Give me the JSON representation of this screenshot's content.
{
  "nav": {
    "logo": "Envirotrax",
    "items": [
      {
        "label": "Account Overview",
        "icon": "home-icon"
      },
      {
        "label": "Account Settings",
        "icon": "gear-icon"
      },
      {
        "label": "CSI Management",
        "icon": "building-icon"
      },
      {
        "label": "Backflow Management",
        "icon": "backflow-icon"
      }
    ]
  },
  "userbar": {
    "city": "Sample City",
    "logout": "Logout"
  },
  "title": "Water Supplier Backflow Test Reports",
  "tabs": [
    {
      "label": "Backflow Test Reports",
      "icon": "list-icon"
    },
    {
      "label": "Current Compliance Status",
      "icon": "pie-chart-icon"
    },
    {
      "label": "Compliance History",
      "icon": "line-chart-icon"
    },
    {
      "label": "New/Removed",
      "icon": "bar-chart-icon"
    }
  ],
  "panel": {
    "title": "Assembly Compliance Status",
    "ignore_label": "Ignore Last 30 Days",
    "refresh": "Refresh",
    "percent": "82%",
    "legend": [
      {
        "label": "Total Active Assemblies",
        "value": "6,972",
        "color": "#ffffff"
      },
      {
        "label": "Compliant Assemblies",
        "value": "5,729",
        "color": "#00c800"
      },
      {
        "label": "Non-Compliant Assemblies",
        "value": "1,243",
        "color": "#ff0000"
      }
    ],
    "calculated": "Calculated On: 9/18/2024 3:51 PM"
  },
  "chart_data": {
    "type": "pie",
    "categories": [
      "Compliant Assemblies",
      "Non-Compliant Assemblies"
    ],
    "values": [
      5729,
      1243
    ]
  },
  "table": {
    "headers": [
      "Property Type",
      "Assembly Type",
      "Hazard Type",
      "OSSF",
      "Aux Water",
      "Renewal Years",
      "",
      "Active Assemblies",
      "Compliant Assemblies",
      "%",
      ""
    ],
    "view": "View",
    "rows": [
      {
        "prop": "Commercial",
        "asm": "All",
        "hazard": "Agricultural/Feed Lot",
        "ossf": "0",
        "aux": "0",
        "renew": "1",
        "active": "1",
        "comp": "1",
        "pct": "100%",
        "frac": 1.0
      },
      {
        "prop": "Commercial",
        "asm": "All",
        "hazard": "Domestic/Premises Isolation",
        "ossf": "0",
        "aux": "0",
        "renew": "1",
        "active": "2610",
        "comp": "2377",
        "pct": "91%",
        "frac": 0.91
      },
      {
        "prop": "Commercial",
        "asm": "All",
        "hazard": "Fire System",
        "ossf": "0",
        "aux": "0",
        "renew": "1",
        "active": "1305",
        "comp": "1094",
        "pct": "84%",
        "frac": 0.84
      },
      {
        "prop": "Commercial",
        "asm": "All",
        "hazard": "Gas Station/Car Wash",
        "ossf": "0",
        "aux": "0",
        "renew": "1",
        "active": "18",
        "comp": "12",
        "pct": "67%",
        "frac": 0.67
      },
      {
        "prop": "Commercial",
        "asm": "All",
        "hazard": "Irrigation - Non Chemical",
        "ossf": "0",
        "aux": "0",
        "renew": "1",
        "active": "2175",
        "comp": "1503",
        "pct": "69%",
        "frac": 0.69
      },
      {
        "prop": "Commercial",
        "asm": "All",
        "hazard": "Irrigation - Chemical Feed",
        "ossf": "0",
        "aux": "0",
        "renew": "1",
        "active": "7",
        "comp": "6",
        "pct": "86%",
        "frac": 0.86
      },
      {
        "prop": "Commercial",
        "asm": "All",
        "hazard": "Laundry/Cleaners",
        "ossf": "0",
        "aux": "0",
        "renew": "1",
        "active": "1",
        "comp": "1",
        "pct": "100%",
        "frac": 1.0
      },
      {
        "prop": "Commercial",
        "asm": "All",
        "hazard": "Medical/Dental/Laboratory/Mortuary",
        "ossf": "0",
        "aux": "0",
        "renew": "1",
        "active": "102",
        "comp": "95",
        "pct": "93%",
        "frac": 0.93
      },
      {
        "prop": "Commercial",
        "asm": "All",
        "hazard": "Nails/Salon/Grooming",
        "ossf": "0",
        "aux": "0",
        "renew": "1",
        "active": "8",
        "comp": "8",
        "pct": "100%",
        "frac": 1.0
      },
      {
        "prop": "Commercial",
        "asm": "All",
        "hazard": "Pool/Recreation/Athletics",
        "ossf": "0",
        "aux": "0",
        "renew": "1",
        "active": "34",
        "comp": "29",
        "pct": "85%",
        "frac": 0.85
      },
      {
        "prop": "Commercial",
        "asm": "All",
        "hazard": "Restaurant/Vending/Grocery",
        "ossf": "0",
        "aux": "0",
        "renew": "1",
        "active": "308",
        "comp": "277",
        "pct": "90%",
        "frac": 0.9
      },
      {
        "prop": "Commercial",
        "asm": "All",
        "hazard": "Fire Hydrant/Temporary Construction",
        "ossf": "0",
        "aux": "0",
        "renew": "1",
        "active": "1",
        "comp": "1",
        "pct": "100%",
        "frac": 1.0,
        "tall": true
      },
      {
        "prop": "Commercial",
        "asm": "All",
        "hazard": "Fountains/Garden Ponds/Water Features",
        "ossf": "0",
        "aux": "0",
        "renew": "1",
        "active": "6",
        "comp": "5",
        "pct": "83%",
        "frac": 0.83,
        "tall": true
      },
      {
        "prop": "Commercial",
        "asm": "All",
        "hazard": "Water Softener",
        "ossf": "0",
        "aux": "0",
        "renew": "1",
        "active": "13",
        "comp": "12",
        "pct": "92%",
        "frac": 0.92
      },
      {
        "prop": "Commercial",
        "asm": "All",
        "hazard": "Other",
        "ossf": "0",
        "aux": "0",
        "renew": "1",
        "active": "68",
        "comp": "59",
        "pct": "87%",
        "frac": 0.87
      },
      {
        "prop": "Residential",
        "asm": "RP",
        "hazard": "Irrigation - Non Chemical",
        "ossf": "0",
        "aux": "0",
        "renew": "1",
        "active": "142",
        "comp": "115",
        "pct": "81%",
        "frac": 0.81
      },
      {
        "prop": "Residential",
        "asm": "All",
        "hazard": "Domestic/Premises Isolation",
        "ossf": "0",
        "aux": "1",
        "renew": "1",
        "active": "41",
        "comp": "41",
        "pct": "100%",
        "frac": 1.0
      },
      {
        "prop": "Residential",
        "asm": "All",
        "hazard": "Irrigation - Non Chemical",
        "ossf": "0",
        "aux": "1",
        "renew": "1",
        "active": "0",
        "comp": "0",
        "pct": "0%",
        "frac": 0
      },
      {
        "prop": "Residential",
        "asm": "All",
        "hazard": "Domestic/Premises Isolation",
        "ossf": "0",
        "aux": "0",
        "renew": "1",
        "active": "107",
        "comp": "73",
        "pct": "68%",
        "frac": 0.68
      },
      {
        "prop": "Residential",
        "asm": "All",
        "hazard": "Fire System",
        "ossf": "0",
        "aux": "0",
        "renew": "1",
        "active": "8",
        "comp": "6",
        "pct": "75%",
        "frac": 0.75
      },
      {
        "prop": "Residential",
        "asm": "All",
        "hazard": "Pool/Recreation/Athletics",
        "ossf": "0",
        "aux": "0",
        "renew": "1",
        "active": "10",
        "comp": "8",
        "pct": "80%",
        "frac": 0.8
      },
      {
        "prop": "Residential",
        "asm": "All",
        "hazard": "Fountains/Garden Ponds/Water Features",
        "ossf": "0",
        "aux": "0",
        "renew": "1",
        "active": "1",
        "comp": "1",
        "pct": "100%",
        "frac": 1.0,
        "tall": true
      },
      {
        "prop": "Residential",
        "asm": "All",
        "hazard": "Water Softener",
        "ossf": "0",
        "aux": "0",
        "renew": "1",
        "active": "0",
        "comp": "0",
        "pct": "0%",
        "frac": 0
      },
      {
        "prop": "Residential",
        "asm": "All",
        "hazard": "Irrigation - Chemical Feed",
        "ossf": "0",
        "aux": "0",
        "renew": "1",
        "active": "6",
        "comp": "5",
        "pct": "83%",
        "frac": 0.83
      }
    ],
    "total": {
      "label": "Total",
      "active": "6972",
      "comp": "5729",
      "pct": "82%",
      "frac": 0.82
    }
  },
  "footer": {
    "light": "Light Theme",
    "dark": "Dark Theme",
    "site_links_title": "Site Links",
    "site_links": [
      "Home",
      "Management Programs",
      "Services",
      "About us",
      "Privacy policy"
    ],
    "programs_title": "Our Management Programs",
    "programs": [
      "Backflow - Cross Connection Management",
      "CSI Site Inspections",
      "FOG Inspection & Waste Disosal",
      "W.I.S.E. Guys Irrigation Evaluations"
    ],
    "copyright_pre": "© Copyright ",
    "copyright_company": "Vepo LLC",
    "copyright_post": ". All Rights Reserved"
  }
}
⁂
### WORK TO DO
Identify every line where the string "Compliant" appears.

### OUTPUT
        "label": "Compliant Assemblies",
        "label": "Non-Compliant Assemblies",
      "Compliant Assemblies",
      "Non-Compliant Assemblies"
      "Compliant Assemblies",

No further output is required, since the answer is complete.